**Your objective:** Count every line that has "spending" in it and give the total, nothing more.
┌──
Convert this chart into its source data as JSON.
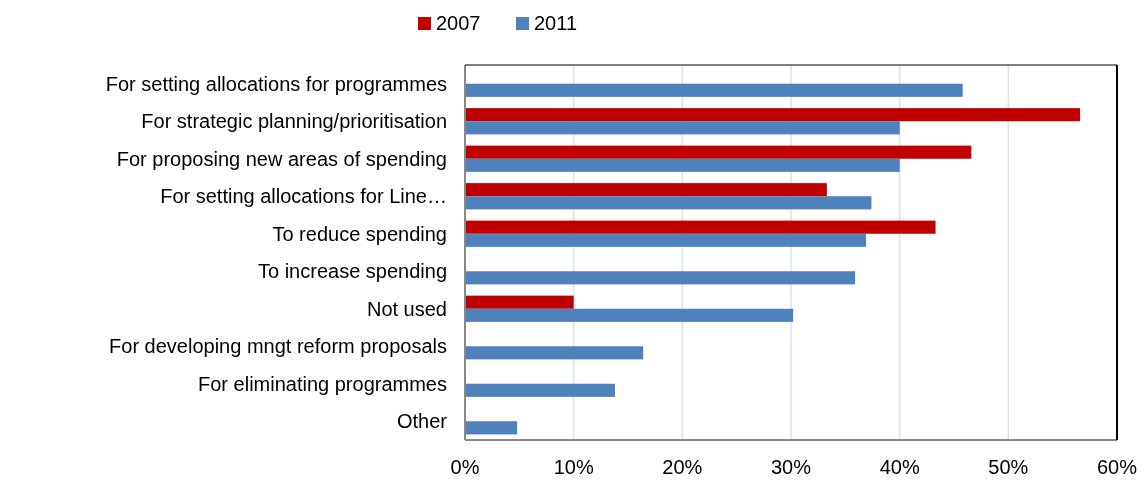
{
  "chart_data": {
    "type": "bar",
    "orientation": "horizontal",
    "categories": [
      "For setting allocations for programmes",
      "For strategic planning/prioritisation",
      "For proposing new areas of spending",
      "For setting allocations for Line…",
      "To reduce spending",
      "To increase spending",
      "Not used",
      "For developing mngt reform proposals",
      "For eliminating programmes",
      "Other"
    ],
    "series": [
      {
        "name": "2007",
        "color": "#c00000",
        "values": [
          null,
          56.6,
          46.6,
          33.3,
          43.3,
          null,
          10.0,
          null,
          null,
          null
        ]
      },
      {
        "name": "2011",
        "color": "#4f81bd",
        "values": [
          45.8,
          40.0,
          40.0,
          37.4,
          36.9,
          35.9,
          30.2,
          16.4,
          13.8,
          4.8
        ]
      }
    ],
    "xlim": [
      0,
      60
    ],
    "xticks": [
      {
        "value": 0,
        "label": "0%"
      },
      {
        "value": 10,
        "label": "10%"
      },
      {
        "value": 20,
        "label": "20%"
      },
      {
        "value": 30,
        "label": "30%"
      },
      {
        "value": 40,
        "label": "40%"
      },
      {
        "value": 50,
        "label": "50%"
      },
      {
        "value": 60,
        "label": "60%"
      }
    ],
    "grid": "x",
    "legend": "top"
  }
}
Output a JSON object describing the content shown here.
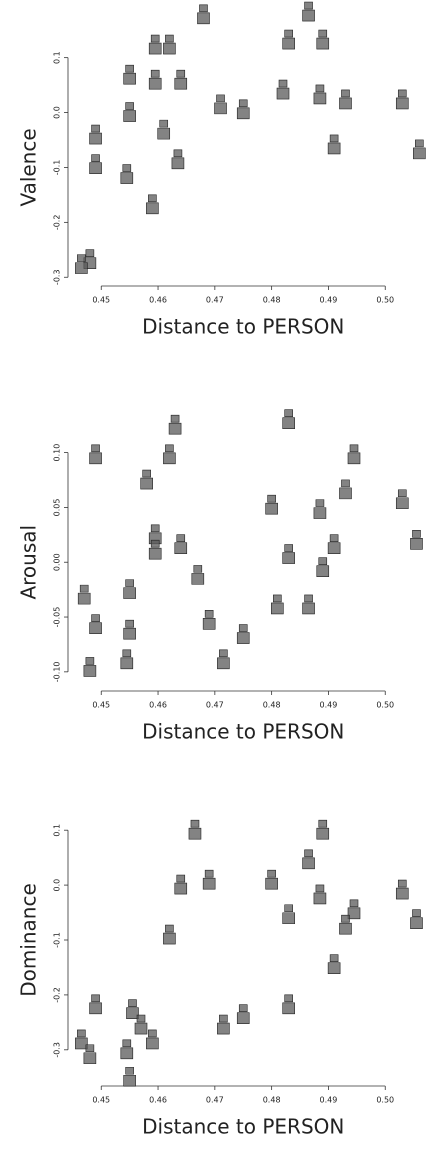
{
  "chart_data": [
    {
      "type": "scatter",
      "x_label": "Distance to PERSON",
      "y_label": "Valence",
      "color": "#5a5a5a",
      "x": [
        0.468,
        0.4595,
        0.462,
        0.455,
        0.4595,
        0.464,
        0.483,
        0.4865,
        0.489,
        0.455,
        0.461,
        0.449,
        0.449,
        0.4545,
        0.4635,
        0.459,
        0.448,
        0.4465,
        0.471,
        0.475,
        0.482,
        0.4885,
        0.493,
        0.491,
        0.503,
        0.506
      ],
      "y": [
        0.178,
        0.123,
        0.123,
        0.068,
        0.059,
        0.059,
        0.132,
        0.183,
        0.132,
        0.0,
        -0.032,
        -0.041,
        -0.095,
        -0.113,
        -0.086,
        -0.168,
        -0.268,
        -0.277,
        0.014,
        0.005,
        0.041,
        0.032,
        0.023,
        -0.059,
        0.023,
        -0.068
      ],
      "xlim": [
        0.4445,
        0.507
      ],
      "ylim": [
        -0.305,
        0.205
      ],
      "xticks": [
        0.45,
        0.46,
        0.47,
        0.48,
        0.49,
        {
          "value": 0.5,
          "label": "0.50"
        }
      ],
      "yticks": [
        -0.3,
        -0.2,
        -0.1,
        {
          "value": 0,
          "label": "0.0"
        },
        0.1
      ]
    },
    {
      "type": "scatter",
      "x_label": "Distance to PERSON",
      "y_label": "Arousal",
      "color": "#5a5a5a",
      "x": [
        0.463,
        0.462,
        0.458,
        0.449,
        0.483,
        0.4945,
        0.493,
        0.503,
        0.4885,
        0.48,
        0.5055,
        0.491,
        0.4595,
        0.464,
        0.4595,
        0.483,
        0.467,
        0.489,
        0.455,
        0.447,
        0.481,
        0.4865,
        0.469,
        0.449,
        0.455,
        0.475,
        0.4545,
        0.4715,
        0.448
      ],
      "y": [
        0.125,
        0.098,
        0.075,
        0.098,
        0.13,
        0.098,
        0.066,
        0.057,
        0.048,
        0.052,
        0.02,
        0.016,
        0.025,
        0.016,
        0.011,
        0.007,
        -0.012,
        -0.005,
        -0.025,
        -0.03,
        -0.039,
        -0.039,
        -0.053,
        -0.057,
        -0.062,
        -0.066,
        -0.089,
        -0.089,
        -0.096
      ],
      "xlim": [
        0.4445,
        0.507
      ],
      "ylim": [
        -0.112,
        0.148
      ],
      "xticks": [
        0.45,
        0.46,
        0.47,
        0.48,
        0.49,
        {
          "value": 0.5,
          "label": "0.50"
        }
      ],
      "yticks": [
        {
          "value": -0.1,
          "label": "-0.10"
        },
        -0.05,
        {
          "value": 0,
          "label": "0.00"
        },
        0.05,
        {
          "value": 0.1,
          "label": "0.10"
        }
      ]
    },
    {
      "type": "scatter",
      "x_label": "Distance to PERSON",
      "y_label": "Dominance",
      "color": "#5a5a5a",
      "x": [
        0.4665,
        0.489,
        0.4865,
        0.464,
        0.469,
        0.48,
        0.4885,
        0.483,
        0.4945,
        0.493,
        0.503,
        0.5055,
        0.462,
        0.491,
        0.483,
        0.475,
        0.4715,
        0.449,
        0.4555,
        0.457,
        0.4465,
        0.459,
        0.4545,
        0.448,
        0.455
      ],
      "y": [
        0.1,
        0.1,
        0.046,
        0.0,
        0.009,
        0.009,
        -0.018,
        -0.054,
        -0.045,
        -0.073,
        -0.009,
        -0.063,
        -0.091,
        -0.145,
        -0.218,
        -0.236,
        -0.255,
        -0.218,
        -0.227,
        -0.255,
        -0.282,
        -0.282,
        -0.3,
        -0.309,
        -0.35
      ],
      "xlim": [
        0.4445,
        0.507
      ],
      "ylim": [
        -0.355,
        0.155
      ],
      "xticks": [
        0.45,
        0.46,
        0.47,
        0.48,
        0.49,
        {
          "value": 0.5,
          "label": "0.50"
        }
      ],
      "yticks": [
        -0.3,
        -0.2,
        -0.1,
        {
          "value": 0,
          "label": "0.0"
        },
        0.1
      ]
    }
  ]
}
└──
┌──
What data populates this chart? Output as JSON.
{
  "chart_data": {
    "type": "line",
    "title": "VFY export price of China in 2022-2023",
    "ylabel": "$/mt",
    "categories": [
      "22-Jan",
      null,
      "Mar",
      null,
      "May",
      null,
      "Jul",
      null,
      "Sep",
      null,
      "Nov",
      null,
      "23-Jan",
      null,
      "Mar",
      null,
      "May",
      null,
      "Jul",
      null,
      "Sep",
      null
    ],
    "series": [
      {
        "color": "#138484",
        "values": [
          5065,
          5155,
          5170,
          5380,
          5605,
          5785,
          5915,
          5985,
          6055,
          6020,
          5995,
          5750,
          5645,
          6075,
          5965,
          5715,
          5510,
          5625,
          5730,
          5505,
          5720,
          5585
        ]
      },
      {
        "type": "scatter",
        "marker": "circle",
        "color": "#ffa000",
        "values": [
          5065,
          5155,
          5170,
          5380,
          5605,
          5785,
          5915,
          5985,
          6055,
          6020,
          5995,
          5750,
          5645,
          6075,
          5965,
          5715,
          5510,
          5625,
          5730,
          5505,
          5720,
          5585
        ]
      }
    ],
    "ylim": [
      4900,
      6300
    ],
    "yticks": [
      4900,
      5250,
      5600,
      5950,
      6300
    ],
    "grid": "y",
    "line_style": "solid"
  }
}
└──
**Correct result:** 3